Set task -> Each record below should appear again exactly as written.

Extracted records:
>>>>
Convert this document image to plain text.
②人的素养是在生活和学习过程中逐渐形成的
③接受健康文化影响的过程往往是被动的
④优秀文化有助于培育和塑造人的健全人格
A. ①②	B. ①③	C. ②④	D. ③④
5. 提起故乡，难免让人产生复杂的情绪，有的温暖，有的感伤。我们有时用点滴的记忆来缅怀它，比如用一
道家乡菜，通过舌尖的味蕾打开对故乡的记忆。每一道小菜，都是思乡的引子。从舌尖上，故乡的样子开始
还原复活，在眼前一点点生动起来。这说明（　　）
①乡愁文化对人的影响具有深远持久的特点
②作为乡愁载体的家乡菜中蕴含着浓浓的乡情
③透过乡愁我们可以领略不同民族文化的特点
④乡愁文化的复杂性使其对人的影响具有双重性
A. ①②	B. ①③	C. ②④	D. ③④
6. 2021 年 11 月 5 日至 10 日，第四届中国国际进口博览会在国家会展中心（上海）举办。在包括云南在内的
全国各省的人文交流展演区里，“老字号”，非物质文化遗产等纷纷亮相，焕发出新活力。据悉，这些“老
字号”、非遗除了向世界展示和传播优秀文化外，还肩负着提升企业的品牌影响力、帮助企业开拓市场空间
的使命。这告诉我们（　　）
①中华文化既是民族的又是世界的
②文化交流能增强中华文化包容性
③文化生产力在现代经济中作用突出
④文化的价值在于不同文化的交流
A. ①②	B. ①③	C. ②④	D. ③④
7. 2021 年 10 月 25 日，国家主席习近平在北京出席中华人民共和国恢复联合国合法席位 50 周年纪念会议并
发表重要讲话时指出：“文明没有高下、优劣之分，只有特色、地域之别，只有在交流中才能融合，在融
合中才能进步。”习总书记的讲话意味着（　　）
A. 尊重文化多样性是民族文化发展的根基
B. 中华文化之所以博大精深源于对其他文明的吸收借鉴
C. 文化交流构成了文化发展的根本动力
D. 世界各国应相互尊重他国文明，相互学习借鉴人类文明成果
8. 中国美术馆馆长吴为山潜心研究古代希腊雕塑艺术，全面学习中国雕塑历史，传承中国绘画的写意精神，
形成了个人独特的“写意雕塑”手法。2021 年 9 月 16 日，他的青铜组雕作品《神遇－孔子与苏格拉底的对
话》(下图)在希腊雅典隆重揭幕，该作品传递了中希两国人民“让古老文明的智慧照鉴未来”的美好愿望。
<<<<
Response to the task ->
Convert this document image to plain text.
②人的素养是在生活和学习过程中逐渐形成的
③接受健康文化影响的过程往往是被动的
④优秀文化有助于培育和塑造人的健全人格
A. ①②	B. ①③	C. ②④	D. ③④
5. 提起故乡，难免让人产生复杂的情绪，有的温暖，有的感伤。我们有时用点滴的记忆来缅怀它，比如用一
道家乡菜，通过舌尖的味蕾打开对故乡的记忆。每一道小菜，都是思乡的引子。从舌尖上，故乡的样子开始
还原复活，在眼前一点点生动起来。这说明（　　）
①乡愁文化对人的影响具有深远持久的特点
②作为乡愁载体的家乡菜中蕴含着浓浓的乡情
③透过乡愁我们可以领略不同民族文化的特点
④乡愁文化的复杂性使其对人的影响具有双重性
A. ①②	B. ①③	C. ②④	D. ③④
6. 2021 年 11 月 5 日至 10 日，第四届中国国际进口博览会在国家会展中心（上海）举办。在包括云南在内的
全国各省的人文交流展演区里，“老字号”，非物质文化遗产等纷纷亮相，焕发出新活力。据悉，这些“老
字号”、非遗除了向世界展示和传播优秀文化外，还肩负着提升企业的品牌影响力、帮助企业开拓市场空间
的使命。这告诉我们（　　）
①中华文化既是民族的又是世界的
②文化交流能增强中华文化包容性
③文化生产力在现代经济中作用突出
④文化的价值在于不同文化的交流
A. ①②	B. ①③	C. ②④	D. ③④
7. 2021 年 10 月 25 日，国家主席习近平在北京出席中华人民共和国恢复联合国合法席位 50 周年纪念会议并
发表重要讲话时指出：“文明没有高下、优劣之分，只有特色、地域之别，只有在交流中才能融合，在融
合中才能进步。”习总书记的讲话意味着（　　）
A. 尊重文化多样性是民族文化发展的根基
B. 中华文化之所以博大精深源于对其他文明的吸收借鉴
C. 文化交流构成了文化发展的根本动力
D. 世界各国应相互尊重他国文明，相互学习借鉴人类文明成果
8. 中国美术馆馆长吴为山潜心研究古代希腊雕塑艺术，全面学习中国雕塑历史，传承中国绘画的写意精神，
形成了个人独特的“写意雕塑”手法。2021 年 9 月 16 日，他的青铜组雕作品《神遇－孔子与苏格拉底的对
话》(下图)在希腊雅典隆重揭幕，该作品传递了中希两国人民“让古老文明的智慧照鉴未来”的美好愿望。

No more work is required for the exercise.